DIRECTIONS: Transcribe the rows below from the line with "Localize all elements." to the line with "- trash-icon[interactable]: ▥: [1872, 1482, 1920, 1530]", both included, keeping each one as it appears.

-------- GIVEN DATA

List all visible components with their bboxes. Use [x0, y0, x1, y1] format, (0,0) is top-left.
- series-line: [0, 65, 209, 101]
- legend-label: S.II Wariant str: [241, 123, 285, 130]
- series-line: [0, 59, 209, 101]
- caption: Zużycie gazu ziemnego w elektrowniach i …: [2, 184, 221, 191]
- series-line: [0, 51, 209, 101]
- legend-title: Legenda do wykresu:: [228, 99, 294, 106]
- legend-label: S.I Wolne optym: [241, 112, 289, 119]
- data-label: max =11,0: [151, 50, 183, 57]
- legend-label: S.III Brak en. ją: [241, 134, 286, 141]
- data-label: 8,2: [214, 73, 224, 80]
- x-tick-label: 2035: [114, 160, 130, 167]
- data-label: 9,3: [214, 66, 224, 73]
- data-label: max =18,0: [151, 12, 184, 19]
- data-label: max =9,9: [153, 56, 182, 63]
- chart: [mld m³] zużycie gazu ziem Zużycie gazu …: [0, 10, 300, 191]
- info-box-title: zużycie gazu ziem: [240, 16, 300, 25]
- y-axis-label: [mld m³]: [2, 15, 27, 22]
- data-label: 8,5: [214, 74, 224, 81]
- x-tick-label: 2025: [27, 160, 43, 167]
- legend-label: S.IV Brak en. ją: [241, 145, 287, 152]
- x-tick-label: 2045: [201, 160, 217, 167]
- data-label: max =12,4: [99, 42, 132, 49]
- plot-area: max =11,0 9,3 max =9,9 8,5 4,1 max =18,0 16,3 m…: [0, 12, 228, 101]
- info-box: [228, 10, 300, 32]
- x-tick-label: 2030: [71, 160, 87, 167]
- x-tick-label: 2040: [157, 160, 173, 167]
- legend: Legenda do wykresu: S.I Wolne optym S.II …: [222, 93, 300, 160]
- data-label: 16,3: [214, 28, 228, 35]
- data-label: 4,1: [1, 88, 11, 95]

----------------
-------- GIVEN DATA

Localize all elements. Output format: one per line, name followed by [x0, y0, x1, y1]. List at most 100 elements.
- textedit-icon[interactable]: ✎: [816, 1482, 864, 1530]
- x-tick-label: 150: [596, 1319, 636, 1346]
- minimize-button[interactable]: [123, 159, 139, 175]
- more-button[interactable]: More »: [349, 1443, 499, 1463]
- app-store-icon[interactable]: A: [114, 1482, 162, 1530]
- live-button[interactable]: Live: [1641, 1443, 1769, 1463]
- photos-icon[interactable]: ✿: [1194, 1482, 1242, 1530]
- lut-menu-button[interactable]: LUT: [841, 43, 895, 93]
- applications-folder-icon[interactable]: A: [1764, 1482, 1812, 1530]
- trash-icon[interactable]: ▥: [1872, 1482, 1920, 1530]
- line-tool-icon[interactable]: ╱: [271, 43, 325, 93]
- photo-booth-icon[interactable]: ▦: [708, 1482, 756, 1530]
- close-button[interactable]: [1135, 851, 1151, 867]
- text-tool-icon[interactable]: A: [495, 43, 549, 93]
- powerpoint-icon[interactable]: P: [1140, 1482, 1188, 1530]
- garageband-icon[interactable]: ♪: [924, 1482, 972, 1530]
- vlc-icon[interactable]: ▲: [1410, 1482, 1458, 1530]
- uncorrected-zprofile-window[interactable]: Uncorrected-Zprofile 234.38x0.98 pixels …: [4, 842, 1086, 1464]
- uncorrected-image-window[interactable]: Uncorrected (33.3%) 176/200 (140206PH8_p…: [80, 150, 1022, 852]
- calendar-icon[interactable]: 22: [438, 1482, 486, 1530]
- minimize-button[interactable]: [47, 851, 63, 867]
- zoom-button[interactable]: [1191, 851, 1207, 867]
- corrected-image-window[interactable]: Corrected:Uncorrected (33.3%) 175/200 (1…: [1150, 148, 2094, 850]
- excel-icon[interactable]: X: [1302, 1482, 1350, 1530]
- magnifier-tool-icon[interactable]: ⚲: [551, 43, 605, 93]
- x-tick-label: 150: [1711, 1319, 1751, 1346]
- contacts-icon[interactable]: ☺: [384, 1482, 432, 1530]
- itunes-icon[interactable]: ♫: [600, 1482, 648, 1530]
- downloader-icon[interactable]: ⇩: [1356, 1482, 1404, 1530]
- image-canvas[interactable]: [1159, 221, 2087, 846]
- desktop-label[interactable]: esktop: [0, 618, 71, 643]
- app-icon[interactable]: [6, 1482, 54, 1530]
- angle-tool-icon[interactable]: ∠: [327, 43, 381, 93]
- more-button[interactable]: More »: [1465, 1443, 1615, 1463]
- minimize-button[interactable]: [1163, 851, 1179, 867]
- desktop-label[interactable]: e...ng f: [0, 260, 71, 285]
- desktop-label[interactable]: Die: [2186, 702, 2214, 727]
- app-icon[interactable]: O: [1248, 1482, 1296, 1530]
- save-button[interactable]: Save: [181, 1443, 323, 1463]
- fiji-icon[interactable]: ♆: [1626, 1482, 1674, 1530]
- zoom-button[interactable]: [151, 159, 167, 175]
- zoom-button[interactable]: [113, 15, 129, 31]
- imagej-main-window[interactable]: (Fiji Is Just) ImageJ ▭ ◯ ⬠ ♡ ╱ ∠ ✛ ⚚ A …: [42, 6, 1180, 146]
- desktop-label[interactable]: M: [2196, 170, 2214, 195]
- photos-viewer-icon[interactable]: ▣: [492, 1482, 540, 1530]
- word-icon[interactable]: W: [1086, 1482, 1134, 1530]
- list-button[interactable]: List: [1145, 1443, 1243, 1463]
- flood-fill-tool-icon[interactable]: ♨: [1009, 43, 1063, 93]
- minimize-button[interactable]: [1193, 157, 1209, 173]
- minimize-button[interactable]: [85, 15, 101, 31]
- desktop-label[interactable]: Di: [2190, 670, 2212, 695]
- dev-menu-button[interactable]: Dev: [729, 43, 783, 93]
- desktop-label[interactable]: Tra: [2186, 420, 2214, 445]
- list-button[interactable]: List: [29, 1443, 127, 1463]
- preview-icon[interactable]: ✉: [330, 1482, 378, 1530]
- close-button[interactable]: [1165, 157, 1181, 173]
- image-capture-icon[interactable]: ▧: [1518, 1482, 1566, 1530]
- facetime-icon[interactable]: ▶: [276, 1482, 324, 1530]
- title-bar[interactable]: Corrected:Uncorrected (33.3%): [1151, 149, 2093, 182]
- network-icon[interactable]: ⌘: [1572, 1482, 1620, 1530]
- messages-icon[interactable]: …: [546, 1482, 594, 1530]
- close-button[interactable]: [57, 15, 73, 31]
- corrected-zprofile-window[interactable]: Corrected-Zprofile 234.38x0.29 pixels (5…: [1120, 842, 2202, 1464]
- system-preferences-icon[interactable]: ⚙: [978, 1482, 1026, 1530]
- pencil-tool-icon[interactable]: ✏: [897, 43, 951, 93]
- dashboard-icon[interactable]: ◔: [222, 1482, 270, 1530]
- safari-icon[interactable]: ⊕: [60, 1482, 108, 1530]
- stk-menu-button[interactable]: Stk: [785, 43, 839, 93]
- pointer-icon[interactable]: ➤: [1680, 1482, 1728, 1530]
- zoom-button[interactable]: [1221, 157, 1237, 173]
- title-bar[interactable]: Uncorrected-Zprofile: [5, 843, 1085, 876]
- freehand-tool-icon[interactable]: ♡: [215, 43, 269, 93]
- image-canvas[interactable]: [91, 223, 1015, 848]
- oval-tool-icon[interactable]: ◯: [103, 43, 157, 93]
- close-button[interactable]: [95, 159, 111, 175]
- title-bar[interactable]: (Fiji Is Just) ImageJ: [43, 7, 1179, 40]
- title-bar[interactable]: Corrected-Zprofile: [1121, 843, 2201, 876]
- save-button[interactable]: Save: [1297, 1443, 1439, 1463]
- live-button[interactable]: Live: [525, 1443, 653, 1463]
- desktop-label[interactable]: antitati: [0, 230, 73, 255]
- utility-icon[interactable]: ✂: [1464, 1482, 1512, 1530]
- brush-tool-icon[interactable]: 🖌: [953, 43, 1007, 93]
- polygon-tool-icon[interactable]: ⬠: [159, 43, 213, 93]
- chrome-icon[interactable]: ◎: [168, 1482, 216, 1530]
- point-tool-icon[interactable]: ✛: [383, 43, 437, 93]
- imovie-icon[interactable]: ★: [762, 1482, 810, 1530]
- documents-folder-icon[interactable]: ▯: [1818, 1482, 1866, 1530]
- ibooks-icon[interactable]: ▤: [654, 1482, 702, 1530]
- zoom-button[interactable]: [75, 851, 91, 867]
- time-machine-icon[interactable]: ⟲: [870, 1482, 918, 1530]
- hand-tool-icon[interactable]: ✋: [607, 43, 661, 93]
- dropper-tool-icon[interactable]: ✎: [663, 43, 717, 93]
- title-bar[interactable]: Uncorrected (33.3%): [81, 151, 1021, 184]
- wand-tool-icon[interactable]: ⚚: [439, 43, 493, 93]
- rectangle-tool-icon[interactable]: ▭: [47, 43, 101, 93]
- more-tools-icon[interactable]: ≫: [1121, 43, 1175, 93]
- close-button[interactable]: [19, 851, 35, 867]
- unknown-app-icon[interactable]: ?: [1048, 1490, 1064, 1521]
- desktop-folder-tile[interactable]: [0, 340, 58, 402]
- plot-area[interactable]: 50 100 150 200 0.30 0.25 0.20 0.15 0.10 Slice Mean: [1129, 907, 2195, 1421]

----------------

REPLY:
Localize all elements. Output format: one per line, name followed by [x0, y0, x1, y1]. List at most 100 elements.
- textedit-icon[interactable]: ✎: [816, 1482, 864, 1530]
- x-tick-label: 150: [596, 1319, 636, 1346]
- minimize-button[interactable]: [123, 159, 139, 175]
- more-button[interactable]: More »: [349, 1443, 499, 1463]
- app-store-icon[interactable]: A: [114, 1482, 162, 1530]
- live-button[interactable]: Live: [1641, 1443, 1769, 1463]
- photos-icon[interactable]: ✿: [1194, 1482, 1242, 1530]
- lut-menu-button[interactable]: LUT: [841, 43, 895, 93]
- applications-folder-icon[interactable]: A: [1764, 1482, 1812, 1530]
- trash-icon[interactable]: ▥: [1872, 1482, 1920, 1530]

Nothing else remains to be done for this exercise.